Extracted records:

• • • • •

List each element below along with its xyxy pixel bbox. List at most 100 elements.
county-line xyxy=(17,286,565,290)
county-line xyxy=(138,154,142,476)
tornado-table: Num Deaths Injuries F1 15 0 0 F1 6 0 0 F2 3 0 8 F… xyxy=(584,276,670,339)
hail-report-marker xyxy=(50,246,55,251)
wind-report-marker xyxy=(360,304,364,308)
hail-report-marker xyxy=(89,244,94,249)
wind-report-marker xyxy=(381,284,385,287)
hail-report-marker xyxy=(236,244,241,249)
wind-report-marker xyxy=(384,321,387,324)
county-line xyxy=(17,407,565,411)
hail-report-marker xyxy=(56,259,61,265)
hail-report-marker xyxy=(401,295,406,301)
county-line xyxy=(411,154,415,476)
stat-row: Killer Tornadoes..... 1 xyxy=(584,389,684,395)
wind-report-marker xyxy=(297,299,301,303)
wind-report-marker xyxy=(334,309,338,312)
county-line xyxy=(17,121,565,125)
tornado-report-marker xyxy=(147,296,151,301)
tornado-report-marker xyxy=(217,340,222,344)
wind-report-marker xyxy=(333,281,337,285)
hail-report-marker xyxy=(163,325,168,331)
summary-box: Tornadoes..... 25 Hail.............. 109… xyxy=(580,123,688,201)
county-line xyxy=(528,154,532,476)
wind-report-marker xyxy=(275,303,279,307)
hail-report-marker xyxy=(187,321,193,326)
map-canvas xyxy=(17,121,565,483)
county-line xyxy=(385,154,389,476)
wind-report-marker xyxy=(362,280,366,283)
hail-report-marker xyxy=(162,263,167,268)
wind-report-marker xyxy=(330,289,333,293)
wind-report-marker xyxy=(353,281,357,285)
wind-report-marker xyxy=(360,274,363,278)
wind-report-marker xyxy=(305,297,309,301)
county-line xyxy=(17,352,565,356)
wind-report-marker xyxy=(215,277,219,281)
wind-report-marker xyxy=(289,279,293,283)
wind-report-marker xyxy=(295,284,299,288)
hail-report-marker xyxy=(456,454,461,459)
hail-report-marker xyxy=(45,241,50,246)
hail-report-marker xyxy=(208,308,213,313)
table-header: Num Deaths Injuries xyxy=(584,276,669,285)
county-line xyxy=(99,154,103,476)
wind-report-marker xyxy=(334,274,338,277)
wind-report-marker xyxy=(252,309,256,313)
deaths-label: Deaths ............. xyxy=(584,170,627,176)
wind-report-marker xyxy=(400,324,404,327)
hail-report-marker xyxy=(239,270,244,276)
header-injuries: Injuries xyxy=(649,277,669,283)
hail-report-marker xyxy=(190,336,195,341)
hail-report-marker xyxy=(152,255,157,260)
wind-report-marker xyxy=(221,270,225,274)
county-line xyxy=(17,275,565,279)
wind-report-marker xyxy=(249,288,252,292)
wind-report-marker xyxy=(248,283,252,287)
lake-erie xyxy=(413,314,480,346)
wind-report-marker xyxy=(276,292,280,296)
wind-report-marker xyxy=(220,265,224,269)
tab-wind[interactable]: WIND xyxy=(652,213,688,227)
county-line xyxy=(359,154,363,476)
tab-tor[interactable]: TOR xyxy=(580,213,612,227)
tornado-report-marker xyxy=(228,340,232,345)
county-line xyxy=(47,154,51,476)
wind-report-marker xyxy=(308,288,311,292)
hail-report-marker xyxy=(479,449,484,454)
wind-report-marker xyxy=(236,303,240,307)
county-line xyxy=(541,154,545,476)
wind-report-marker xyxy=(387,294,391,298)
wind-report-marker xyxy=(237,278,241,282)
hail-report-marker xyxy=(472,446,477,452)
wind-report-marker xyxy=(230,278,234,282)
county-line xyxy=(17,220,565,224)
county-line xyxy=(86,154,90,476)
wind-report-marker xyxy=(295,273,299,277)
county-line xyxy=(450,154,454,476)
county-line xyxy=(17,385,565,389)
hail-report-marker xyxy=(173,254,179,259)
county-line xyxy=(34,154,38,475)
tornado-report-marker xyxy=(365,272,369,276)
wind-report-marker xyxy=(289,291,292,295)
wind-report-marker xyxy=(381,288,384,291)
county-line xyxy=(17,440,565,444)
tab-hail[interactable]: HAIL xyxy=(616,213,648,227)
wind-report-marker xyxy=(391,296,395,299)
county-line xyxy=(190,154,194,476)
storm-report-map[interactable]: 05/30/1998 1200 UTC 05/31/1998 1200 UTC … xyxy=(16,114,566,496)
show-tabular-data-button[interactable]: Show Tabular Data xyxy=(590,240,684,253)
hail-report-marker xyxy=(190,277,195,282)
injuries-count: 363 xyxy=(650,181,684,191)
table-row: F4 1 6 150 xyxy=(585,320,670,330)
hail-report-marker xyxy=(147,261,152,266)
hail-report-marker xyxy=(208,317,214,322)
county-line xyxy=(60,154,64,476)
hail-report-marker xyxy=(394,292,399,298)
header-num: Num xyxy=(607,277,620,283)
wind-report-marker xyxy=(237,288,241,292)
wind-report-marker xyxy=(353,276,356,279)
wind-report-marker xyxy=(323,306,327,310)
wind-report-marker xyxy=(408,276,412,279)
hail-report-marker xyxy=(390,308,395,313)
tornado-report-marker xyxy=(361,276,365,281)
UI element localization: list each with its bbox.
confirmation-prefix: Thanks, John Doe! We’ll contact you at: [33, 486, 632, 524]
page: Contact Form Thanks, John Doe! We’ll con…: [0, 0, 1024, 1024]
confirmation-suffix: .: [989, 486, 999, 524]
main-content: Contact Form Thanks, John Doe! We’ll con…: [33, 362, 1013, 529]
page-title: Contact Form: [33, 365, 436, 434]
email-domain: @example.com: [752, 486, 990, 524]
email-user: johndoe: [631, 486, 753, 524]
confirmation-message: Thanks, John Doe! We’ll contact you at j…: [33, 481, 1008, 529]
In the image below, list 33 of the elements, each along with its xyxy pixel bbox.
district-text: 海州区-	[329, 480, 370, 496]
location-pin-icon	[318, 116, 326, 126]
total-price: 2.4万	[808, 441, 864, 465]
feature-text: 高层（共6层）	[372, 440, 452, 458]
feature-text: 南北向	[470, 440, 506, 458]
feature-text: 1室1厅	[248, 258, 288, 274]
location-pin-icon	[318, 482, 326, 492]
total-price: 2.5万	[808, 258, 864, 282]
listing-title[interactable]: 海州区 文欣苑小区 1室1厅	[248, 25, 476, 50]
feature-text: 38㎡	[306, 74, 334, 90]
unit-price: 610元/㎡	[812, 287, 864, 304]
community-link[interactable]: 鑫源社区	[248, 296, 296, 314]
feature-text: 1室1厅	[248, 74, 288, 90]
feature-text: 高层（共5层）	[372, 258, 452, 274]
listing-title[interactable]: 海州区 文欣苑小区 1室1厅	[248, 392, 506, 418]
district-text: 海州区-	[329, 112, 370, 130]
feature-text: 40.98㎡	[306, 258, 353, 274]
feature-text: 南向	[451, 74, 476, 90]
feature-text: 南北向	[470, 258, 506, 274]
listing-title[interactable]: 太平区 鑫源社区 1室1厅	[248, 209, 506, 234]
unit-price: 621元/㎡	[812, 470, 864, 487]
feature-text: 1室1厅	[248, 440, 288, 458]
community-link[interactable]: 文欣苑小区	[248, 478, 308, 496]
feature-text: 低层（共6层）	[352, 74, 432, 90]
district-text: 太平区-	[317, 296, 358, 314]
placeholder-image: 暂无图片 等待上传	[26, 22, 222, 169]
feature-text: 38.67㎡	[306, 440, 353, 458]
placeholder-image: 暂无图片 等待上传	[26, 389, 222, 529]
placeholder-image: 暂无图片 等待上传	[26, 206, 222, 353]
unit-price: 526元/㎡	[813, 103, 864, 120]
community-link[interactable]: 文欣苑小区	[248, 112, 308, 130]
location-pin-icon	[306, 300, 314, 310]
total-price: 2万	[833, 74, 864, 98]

• • • • •

**STATED PROBLEM**
Duplicate every line of the entries above, with no changes.

**RESULT BELOW**
List each element below along with its xyxy pixel bbox. List at most 100 elements.
county-line xyxy=(17,286,565,290)
county-line xyxy=(138,154,142,476)
tornado-table: Num Deaths Injuries F1 15 0 0 F1 6 0 0 F2 3 0 8 F… xyxy=(584,276,670,339)
hail-report-marker xyxy=(50,246,55,251)
wind-report-marker xyxy=(360,304,364,308)
hail-report-marker xyxy=(89,244,94,249)
wind-report-marker xyxy=(381,284,385,287)
hail-report-marker xyxy=(236,244,241,249)
wind-report-marker xyxy=(384,321,387,324)
county-line xyxy=(17,407,565,411)
hail-report-marker xyxy=(56,259,61,265)
hail-report-marker xyxy=(401,295,406,301)
county-line xyxy=(411,154,415,476)
stat-row: Killer Tornadoes..... 1 xyxy=(584,389,684,395)
wind-report-marker xyxy=(297,299,301,303)
wind-report-marker xyxy=(334,309,338,312)
county-line xyxy=(17,121,565,125)
tornado-report-marker xyxy=(147,296,151,301)
tornado-report-marker xyxy=(217,340,222,344)
wind-report-marker xyxy=(333,281,337,285)
hail-report-marker xyxy=(163,325,168,331)
summary-box: Tornadoes..... 25 Hail.............. 109… xyxy=(580,123,688,201)
county-line xyxy=(528,154,532,476)
wind-report-marker xyxy=(275,303,279,307)
hail-report-marker xyxy=(187,321,193,326)
map-canvas xyxy=(17,121,565,483)
county-line xyxy=(385,154,389,476)
wind-report-marker xyxy=(362,280,366,283)
hail-report-marker xyxy=(162,263,167,268)
wind-report-marker xyxy=(330,289,333,293)
wind-report-marker xyxy=(353,281,357,285)
wind-report-marker xyxy=(360,274,363,278)
wind-report-marker xyxy=(305,297,309,301)
county-line xyxy=(17,352,565,356)
wind-report-marker xyxy=(215,277,219,281)
wind-report-marker xyxy=(289,279,293,283)
wind-report-marker xyxy=(295,284,299,288)
hail-report-marker xyxy=(456,454,461,459)
hail-report-marker xyxy=(45,241,50,246)
hail-report-marker xyxy=(208,308,213,313)
table-header: Num Deaths Injuries xyxy=(584,276,669,285)
county-line xyxy=(99,154,103,476)
wind-report-marker xyxy=(334,274,338,277)
wind-report-marker xyxy=(252,309,256,313)
deaths-label: Deaths ............. xyxy=(584,170,627,176)
wind-report-marker xyxy=(400,324,404,327)
hail-report-marker xyxy=(239,270,244,276)
header-injuries: Injuries xyxy=(649,277,669,283)
hail-report-marker xyxy=(190,336,195,341)
hail-report-marker xyxy=(152,255,157,260)
wind-report-marker xyxy=(221,270,225,274)
county-line xyxy=(17,275,565,279)
wind-report-marker xyxy=(249,288,252,292)
wind-report-marker xyxy=(248,283,252,287)
lake-erie xyxy=(413,314,480,346)
wind-report-marker xyxy=(276,292,280,296)
wind-report-marker xyxy=(220,265,224,269)
tab-wind[interactable]: WIND xyxy=(652,213,688,227)
county-line xyxy=(359,154,363,476)
tab-tor[interactable]: TOR xyxy=(580,213,612,227)
tornado-report-marker xyxy=(228,340,232,345)
county-line xyxy=(47,154,51,476)
wind-report-marker xyxy=(308,288,311,292)
hail-report-marker xyxy=(479,449,484,454)
wind-report-marker xyxy=(236,303,240,307)
county-line xyxy=(541,154,545,476)
wind-report-marker xyxy=(387,294,391,298)
wind-report-marker xyxy=(237,278,241,282)
hail-report-marker xyxy=(472,446,477,452)
wind-report-marker xyxy=(230,278,234,282)
county-line xyxy=(17,220,565,224)
county-line xyxy=(86,154,90,476)
wind-report-marker xyxy=(295,273,299,277)
county-line xyxy=(450,154,454,476)
county-line xyxy=(17,385,565,389)
hail-report-marker xyxy=(173,254,179,259)
county-line xyxy=(34,154,38,475)
tornado-report-marker xyxy=(365,272,369,276)
wind-report-marker xyxy=(289,291,292,295)
wind-report-marker xyxy=(381,288,384,291)
county-line xyxy=(17,440,565,444)
tab-hail[interactable]: HAIL xyxy=(616,213,648,227)
wind-report-marker xyxy=(391,296,395,299)
county-line xyxy=(190,154,194,476)
storm-report-map[interactable]: 05/30/1998 1200 UTC 05/31/1998 1200 UTC … xyxy=(16,114,566,496)
show-tabular-data-button[interactable]: Show Tabular Data xyxy=(590,240,684,253)
hail-report-marker xyxy=(190,277,195,282)
injuries-count: 363 xyxy=(650,181,684,191)
table-row: F4 1 6 150 xyxy=(585,320,670,330)
hail-report-marker xyxy=(147,261,152,266)
hail-report-marker xyxy=(208,317,214,322)
county-line xyxy=(60,154,64,476)
hail-report-marker xyxy=(394,292,399,298)
header-num: Num xyxy=(607,277,620,283)
wind-report-marker xyxy=(237,288,241,292)
wind-report-marker xyxy=(353,276,356,279)
wind-report-marker xyxy=(323,306,327,310)
wind-report-marker xyxy=(408,276,412,279)
hail-report-marker xyxy=(390,308,395,313)
tornado-report-marker xyxy=(361,276,365,281)
UI element localization: list each with its bbox.
confirmation-prefix: Thanks, John Doe! We’ll contact you at: [33, 486, 632, 524]
page: Contact Form Thanks, John Doe! We’ll con…: [0, 0, 1024, 1024]
confirmation-suffix: .: [989, 486, 999, 524]
main-content: Contact Form Thanks, John Doe! We’ll con…: [33, 362, 1013, 529]
page-title: Contact Form: [33, 365, 436, 434]
email-domain: @example.com: [752, 486, 990, 524]
email-user: johndoe: [631, 486, 753, 524]
confirmation-message: Thanks, John Doe! We’ll contact you at j…: [33, 481, 1008, 529]
In the image below, list 33 of the elements, each along with its xyxy pixel bbox.
district-text: 海州区-	[329, 480, 370, 496]
location-pin-icon	[318, 116, 326, 126]
total-price: 2.4万	[808, 441, 864, 465]
feature-text: 高层（共6层）	[372, 440, 452, 458]
feature-text: 南北向	[470, 440, 506, 458]
feature-text: 1室1厅	[248, 258, 288, 274]
location-pin-icon	[318, 482, 326, 492]
total-price: 2.5万	[808, 258, 864, 282]
listing-title[interactable]: 海州区 文欣苑小区 1室1厅	[248, 25, 476, 50]
feature-text: 38㎡	[306, 74, 334, 90]
unit-price: 610元/㎡	[812, 287, 864, 304]
community-link[interactable]: 鑫源社区	[248, 296, 296, 314]
feature-text: 1室1厅	[248, 74, 288, 90]
feature-text: 高层（共5层）	[372, 258, 452, 274]
listing-title[interactable]: 海州区 文欣苑小区 1室1厅	[248, 392, 506, 418]
district-text: 海州区-	[329, 112, 370, 130]
feature-text: 40.98㎡	[306, 258, 353, 274]
feature-text: 南向	[451, 74, 476, 90]
feature-text: 南北向	[470, 258, 506, 274]
listing-title[interactable]: 太平区 鑫源社区 1室1厅	[248, 209, 506, 234]
unit-price: 621元/㎡	[812, 470, 864, 487]
feature-text: 1室1厅	[248, 440, 288, 458]
community-link[interactable]: 文欣苑小区	[248, 478, 308, 496]
feature-text: 低层（共6层）	[352, 74, 432, 90]
district-text: 太平区-	[317, 296, 358, 314]
placeholder-image: 暂无图片 等待上传	[26, 22, 222, 169]
feature-text: 38.67㎡	[306, 440, 353, 458]
placeholder-image: 暂无图片 等待上传	[26, 389, 222, 529]
placeholder-image: 暂无图片 等待上传	[26, 206, 222, 353]
unit-price: 526元/㎡	[813, 103, 864, 120]
community-link[interactable]: 文欣苑小区	[248, 112, 308, 130]
location-pin-icon	[306, 300, 314, 310]
total-price: 2万	[833, 74, 864, 98]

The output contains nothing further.